Exercise description –
Produce the listing below again, exactly as shown.

::::::::::

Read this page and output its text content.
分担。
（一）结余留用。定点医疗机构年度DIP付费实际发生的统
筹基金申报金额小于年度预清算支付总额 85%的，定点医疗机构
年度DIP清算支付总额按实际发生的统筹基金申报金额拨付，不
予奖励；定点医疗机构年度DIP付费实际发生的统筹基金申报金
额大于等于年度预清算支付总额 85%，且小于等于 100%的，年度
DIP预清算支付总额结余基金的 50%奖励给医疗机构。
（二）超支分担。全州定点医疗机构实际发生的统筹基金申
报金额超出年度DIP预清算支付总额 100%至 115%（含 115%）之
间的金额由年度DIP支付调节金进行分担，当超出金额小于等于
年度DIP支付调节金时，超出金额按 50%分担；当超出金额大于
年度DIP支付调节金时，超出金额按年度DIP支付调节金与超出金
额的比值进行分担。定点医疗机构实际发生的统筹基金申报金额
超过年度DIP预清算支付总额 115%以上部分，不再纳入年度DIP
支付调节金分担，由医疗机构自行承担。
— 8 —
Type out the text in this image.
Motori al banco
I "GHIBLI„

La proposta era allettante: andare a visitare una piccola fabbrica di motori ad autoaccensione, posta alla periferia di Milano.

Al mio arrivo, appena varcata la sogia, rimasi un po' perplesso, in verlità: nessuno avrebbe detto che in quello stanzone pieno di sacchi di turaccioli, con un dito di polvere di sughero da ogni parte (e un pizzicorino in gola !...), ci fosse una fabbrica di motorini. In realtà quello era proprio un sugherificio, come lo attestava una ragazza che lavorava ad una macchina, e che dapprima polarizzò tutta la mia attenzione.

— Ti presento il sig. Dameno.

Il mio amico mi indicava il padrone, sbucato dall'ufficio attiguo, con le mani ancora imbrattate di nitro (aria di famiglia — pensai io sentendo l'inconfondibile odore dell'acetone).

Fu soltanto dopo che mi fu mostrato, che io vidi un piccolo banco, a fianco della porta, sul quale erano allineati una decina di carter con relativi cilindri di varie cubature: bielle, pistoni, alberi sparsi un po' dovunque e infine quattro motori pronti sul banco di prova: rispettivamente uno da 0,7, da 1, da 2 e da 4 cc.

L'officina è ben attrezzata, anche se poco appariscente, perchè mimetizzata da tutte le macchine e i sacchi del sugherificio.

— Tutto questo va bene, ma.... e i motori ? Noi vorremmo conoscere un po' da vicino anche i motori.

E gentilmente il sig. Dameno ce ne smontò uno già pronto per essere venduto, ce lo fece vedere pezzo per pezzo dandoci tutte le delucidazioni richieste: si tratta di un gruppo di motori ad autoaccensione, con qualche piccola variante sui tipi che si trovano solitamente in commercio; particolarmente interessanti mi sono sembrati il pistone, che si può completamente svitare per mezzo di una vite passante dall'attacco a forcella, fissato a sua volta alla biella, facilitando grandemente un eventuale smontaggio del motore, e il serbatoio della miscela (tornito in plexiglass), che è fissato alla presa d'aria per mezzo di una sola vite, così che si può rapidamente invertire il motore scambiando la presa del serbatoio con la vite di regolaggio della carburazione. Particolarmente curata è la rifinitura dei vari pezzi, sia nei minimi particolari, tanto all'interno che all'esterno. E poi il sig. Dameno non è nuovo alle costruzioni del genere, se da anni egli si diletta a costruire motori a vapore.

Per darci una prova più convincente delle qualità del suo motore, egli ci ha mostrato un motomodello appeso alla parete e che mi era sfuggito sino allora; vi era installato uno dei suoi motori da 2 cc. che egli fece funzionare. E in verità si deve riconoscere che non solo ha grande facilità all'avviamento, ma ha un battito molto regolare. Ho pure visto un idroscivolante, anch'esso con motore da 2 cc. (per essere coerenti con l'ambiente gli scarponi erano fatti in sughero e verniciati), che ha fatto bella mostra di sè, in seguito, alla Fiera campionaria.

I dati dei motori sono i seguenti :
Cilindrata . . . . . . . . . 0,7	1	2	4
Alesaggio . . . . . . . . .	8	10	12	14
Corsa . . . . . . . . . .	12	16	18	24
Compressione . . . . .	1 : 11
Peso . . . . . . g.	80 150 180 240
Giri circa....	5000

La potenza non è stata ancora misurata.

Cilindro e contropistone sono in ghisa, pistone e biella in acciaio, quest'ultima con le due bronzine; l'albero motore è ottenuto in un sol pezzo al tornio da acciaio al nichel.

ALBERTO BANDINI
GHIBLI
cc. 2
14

::::::::::

Full output –
Read this page and output its text content.
分担。
（一）结余留用。定点医疗机构年度DIP付费实际发生的统
筹基金申报金额小于年度预清算支付总额 85%的，定点医疗机构
年度DIP清算支付总额按实际发生的统筹基金申报金额拨付，不
予奖励；定点医疗机构年度DIP付费实际发生的统筹基金申报金
额大于等于年度预清算支付总额 85%，且小于等于 100%的，年度
DIP预清算支付总额结余基金的 50%奖励给医疗机构。
（二）超支分担。全州定点医疗机构实际发生的统筹基金申
报金额超出年度DIP预清算支付总额 100%至 115%（含 115%）之
间的金额由年度DIP支付调节金进行分担，当超出金额小于等于
年度DIP支付调节金时，超出金额按 50%分担；当超出金额大于
年度DIP支付调节金时，超出金额按年度DIP支付调节金与超出金
额的比值进行分担。定点医疗机构实际发生的统筹基金申报金额
超过年度DIP预清算支付总额 115%以上部分，不再纳入年度DIP
支付调节金分担，由医疗机构自行承担。
— 8 —
Type out the text in this image.
Motori al banco
I "GHIBLI„

La proposta era allettante: andare a visitare una piccola fabbrica di motori ad autoaccensione, posta alla periferia di Milano.

Al mio arrivo, appena varcata la sogia, rimasi un po' perplesso, in verlità: nessuno avrebbe detto che in quello stanzone pieno di sacchi di turaccioli, con un dito di polvere di sughero da ogni parte (e un pizzicorino in gola !...), ci fosse una fabbrica di motorini. In realtà quello era proprio un sugherificio, come lo attestava una ragazza che lavorava ad una macchina, e che dapprima polarizzò tutta la mia attenzione.

— Ti presento il sig. Dameno.

Il mio amico mi indicava il padrone, sbucato dall'ufficio attiguo, con le mani ancora imbrattate di nitro (aria di famiglia — pensai io sentendo l'inconfondibile odore dell'acetone).

Fu soltanto dopo che mi fu mostrato, che io vidi un piccolo banco, a fianco della porta, sul quale erano allineati una decina di carter con relativi cilindri di varie cubature: bielle, pistoni, alberi sparsi un po' dovunque e infine quattro motori pronti sul banco di prova: rispettivamente uno da 0,7, da 1, da 2 e da 4 cc.

L'officina è ben attrezzata, anche se poco appariscente, perchè mimetizzata da tutte le macchine e i sacchi del sugherificio.

— Tutto questo va bene, ma.... e i motori ? Noi vorremmo conoscere un po' da vicino anche i motori.

E gentilmente il sig. Dameno ce ne smontò uno già pronto per essere venduto, ce lo fece vedere pezzo per pezzo dandoci tutte le delucidazioni richieste: si tratta di un gruppo di motori ad autoaccensione, con qualche piccola variante sui tipi che si trovano solitamente in commercio; particolarmente interessanti mi sono sembrati il pistone, che si può completamente svitare per mezzo di una vite passante dall'attacco a forcella, fissato a sua volta alla biella, facilitando grandemente un eventuale smontaggio del motore, e il serbatoio della miscela (tornito in plexiglass), che è fissato alla presa d'aria per mezzo di una sola vite, così che si può rapidamente invertire il motore scambiando la presa del serbatoio con la vite di regolaggio della carburazione. Particolarmente curata è la rifinitura dei vari pezzi, sia nei minimi particolari, tanto all'interno che all'esterno. E poi il sig. Dameno non è nuovo alle costruzioni del genere, se da anni egli si diletta a costruire motori a vapore.

Per darci una prova più convincente delle qualità del suo motore, egli ci ha mostrato un motomodello appeso alla parete e che mi era sfuggito sino allora; vi era installato uno dei suoi motori da 2 cc. che egli fece funzionare. E in verità si deve riconoscere che non solo ha grande facilità all'avviamento, ma ha un battito molto regolare. Ho pure visto un idroscivolante, anch'esso con motore da 2 cc. (per essere coerenti con l'ambiente gli scarponi erano fatti in sughero e verniciati), che ha fatto bella mostra di sè, in seguito, alla Fiera campionaria.

I dati dei motori sono i seguenti :
Cilindrata . . . . . . . . . 0,7	1	2	4
Alesaggio . . . . . . . . .	8	10	12	14
Corsa . . . . . . . . . .	12	16	18	24
Compressione . . . . .	1 : 11
Peso . . . . . . g.	80 150 180 240
Giri circa....	5000

La potenza non è stata ancora misurata.

Cilindro e contropistone sono in ghisa, pistone e biella in acciaio, quest'ultima con le due bronzine; l'albero motore è ottenuto in un sol pezzo al tornio da acciaio al nichel.

ALBERTO BANDINI
GHIBLI
cc. 2
14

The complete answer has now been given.